• INFORMATION PROVIDED:
•••
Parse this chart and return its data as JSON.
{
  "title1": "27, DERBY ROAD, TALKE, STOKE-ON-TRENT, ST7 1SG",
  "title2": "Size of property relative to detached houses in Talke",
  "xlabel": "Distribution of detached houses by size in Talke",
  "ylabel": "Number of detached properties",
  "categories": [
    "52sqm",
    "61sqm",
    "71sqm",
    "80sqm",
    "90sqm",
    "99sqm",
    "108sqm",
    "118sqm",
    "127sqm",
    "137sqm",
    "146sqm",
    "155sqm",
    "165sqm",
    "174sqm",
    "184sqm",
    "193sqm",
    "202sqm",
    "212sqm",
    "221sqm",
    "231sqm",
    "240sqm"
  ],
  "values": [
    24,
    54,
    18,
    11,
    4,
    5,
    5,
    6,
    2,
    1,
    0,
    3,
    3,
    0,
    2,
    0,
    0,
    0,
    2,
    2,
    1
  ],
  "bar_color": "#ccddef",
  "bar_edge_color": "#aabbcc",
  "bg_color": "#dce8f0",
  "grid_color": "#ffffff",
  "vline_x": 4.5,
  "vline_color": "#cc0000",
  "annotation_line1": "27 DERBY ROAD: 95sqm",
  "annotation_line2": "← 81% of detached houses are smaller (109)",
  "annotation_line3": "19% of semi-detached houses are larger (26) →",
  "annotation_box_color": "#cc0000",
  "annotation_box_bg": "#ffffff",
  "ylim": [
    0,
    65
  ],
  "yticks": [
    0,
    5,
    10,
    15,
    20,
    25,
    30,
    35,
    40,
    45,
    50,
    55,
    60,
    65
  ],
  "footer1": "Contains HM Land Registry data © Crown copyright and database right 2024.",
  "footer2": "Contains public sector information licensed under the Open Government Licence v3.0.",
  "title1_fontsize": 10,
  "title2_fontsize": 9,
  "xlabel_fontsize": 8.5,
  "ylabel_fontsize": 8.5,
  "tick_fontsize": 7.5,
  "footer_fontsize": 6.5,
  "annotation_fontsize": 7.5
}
•••
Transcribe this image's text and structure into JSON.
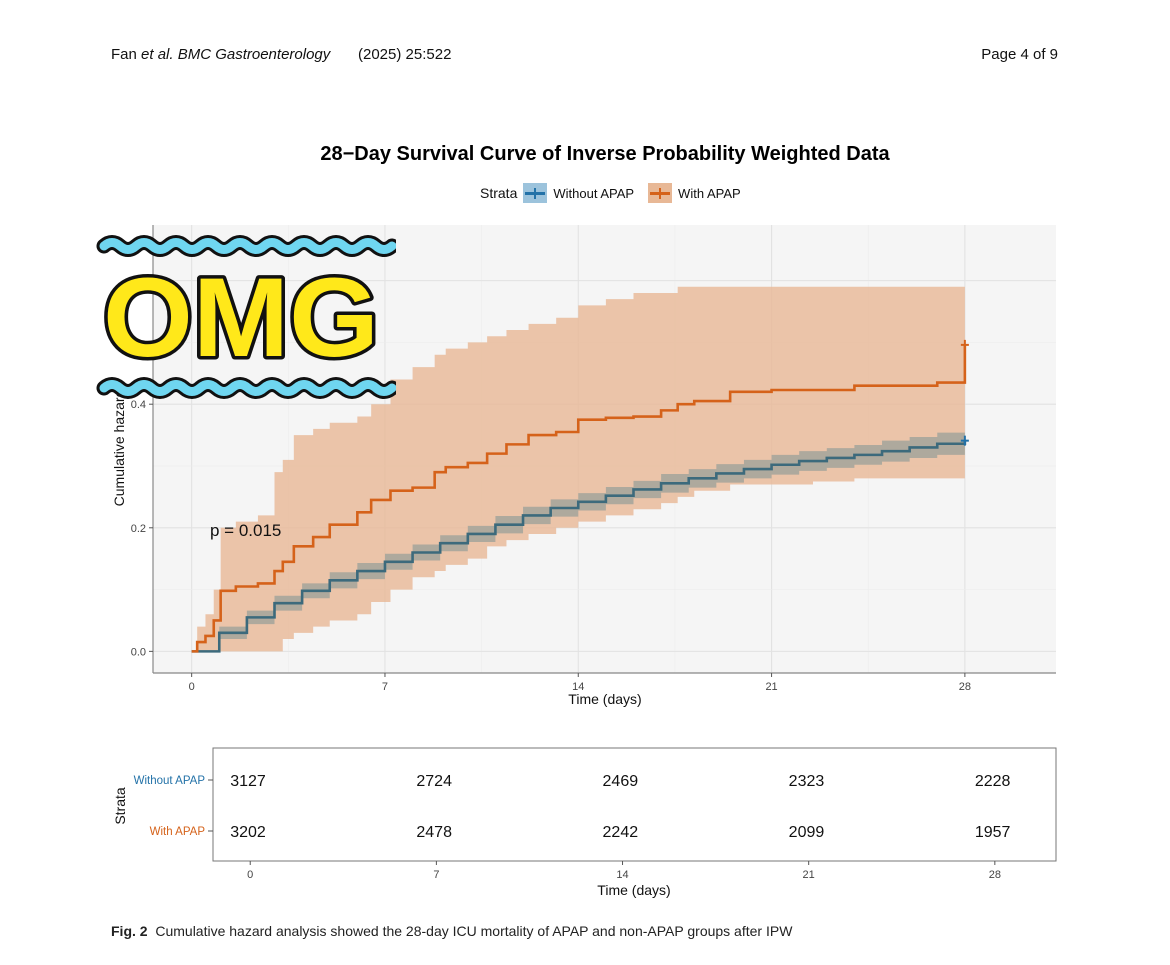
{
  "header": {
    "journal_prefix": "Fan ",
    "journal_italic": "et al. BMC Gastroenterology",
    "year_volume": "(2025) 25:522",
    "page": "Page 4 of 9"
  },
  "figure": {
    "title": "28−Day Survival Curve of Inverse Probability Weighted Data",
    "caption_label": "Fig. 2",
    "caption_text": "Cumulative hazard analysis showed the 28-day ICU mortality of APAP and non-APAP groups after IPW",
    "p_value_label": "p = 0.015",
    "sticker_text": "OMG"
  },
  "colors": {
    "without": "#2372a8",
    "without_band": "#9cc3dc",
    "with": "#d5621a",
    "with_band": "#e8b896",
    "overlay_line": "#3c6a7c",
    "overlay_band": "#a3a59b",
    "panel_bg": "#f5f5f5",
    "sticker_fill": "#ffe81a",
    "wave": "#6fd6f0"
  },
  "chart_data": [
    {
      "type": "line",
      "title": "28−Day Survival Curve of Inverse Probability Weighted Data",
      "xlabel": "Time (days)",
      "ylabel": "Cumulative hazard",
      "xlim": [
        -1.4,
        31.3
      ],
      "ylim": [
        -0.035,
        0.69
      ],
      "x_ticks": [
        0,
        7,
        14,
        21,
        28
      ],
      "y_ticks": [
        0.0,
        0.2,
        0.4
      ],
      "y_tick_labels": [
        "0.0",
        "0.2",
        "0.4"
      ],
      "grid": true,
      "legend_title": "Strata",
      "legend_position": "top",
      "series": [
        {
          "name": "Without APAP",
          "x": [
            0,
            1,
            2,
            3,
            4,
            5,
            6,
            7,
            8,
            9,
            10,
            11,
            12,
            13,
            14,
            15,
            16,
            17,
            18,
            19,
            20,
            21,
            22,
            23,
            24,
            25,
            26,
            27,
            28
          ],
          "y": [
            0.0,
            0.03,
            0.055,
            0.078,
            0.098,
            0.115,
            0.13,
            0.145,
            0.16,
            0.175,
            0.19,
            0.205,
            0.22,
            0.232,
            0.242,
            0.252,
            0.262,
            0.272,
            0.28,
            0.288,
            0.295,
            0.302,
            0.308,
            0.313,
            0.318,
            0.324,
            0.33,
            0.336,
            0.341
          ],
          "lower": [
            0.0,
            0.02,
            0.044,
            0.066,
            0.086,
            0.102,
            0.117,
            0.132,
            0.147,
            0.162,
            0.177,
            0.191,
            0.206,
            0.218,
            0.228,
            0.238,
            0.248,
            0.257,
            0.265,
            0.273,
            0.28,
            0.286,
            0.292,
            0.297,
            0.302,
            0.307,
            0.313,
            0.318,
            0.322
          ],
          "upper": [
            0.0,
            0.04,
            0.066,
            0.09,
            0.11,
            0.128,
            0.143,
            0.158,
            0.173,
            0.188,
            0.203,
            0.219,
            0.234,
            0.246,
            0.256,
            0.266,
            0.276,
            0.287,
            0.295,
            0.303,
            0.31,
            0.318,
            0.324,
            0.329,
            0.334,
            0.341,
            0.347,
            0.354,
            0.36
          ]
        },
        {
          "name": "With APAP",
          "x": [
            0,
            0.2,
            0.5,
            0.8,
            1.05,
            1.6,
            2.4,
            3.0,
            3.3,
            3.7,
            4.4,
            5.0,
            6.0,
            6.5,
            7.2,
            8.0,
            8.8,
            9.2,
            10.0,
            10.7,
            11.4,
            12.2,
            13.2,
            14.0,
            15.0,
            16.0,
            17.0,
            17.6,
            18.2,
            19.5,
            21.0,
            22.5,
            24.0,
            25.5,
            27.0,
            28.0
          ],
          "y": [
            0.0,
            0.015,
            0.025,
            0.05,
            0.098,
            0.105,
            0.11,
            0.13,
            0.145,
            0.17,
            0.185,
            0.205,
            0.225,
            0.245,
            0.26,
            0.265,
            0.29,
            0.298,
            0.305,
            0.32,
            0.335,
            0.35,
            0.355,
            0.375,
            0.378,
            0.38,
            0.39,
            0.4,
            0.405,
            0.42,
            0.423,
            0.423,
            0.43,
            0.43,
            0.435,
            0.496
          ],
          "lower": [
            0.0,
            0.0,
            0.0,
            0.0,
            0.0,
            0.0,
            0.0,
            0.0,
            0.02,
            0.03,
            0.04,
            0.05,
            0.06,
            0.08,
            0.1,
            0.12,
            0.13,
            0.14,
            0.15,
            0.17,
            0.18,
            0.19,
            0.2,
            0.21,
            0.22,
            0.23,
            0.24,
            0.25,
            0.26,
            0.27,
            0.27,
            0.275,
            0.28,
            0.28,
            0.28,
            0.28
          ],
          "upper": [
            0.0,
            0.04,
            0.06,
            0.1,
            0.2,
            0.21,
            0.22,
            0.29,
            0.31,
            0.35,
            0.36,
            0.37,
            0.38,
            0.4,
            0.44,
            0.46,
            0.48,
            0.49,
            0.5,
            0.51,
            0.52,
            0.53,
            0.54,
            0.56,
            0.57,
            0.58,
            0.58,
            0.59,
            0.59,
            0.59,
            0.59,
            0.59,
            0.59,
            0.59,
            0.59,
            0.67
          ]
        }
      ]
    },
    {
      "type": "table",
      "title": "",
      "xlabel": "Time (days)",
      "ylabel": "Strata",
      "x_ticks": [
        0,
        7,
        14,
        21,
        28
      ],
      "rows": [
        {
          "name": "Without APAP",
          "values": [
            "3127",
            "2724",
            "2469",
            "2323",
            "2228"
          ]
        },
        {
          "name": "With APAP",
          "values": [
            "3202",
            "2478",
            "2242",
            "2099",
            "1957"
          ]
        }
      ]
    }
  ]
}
•••
• EXERCISE DETAILS: Extract all lines from the data in which "hazard" is found.

• TASK RESULT:
    "caption_text": "Cumulative hazard analysis showed the 28-day ICU mortality of APAP and non-APAP groups after IPW",
      "ylabel": "Cumulative hazard",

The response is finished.